◆ ACTION ITEM ◆
A bare number is the expected answer: the count of lines in the data holding "interested".
=== THE INPUT ===
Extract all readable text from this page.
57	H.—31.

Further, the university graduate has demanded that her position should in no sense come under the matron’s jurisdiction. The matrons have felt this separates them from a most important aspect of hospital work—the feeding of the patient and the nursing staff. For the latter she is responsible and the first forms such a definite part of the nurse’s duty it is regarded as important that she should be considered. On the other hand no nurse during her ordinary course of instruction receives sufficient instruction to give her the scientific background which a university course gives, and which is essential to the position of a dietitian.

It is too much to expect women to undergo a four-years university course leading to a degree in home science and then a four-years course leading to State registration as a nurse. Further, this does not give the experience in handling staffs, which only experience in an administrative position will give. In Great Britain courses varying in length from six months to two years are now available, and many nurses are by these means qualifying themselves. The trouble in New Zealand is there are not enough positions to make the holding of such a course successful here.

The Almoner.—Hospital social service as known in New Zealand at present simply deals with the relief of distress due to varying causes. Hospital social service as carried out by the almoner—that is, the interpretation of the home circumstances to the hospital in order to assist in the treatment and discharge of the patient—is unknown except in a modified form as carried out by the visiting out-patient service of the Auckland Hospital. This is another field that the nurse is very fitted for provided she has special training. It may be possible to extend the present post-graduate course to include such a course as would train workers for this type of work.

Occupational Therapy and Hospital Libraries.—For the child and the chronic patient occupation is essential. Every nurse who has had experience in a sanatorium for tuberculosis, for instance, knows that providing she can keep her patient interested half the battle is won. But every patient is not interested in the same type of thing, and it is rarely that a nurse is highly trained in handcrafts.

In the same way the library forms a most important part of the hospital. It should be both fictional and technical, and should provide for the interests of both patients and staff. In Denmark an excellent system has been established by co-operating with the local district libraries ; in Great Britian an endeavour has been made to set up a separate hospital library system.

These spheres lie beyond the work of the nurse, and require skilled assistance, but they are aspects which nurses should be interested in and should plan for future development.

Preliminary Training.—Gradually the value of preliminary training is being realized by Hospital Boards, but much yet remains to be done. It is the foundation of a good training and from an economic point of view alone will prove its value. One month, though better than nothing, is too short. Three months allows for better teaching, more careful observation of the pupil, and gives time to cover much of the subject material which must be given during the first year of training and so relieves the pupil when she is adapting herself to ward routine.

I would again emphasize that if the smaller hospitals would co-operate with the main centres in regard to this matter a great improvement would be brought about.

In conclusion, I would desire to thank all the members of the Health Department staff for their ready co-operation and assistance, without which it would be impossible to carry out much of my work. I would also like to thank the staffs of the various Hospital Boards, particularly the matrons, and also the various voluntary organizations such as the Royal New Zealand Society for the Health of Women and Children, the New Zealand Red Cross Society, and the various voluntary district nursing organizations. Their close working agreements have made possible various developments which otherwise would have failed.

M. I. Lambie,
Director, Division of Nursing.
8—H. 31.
===
◆ RESPONSE TO THIS TASK ◆
2